[Data records]
= = = = =
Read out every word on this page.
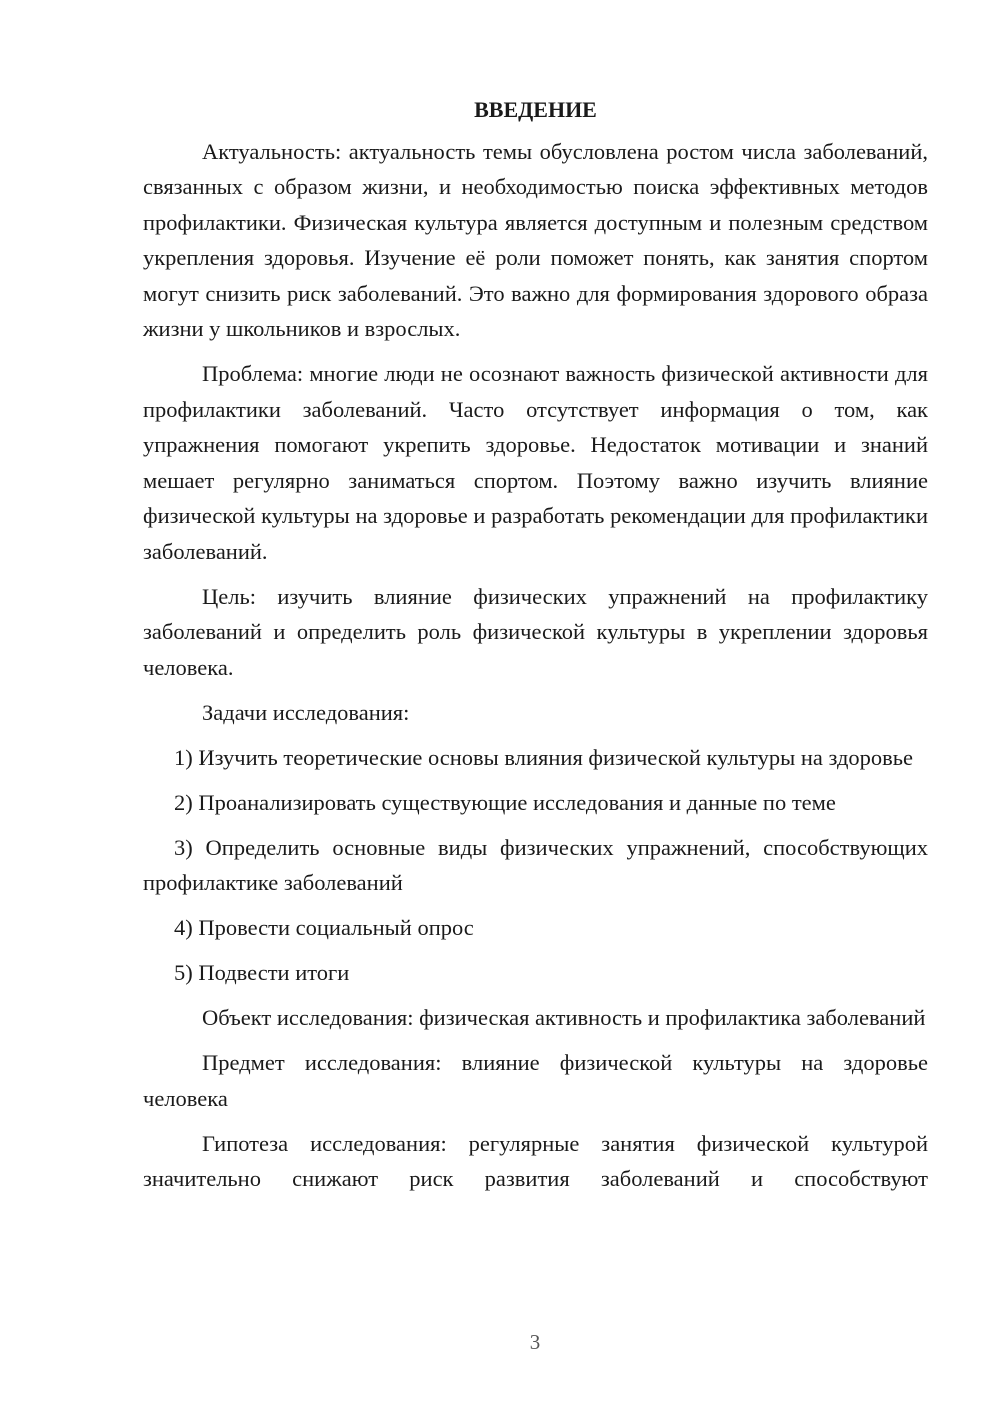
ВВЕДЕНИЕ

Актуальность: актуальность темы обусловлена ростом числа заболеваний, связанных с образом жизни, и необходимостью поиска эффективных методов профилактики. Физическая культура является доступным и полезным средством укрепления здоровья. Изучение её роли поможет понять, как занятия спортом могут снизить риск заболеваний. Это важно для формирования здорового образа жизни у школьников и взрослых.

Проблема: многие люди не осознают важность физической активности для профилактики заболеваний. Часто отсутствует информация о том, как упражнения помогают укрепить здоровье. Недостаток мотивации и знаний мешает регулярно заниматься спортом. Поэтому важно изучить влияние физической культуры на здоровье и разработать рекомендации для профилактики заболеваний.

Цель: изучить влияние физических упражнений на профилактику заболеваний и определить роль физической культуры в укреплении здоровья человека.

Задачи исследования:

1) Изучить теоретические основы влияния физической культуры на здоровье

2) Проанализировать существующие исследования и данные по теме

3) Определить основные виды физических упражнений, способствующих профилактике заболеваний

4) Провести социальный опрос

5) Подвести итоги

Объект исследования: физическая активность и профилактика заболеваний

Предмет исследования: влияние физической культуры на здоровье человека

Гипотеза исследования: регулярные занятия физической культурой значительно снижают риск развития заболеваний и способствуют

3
= = = = =
_Your objective_
Above are records to transcribe exactly; leave their pictures out.

_Completed task_
Read out every word on this page.
ВВЕДЕНИЕ

Актуальность: актуальность темы обусловлена ростом числа заболеваний, связанных с образом жизни, и необходимостью поиска эффективных методов профилактики. Физическая культура является доступным и полезным средством укрепления здоровья. Изучение её роли поможет понять, как занятия спортом могут снизить риск заболеваний. Это важно для формирования здорового образа жизни у школьников и взрослых.

Проблема: многие люди не осознают важность физической активности для профилактики заболеваний. Часто отсутствует информация о том, как упражнения помогают укрепить здоровье. Недостаток мотивации и знаний мешает регулярно заниматься спортом. Поэтому важно изучить влияние физической культуры на здоровье и разработать рекомендации для профилактики заболеваний.

Цель: изучить влияние физических упражнений на профилактику заболеваний и определить роль физической культуры в укреплении здоровья человека.

Задачи исследования:

1) Изучить теоретические основы влияния физической культуры на здоровье

2) Проанализировать существующие исследования и данные по теме

3) Определить основные виды физических упражнений, способствующих профилактике заболеваний

4) Провести социальный опрос

5) Подвести итоги

Объект исследования: физическая активность и профилактика заболеваний

Предмет исследования: влияние физической культуры на здоровье человека

Гипотеза исследования: регулярные занятия физической культурой значительно снижают риск развития заболеваний и способствуют

3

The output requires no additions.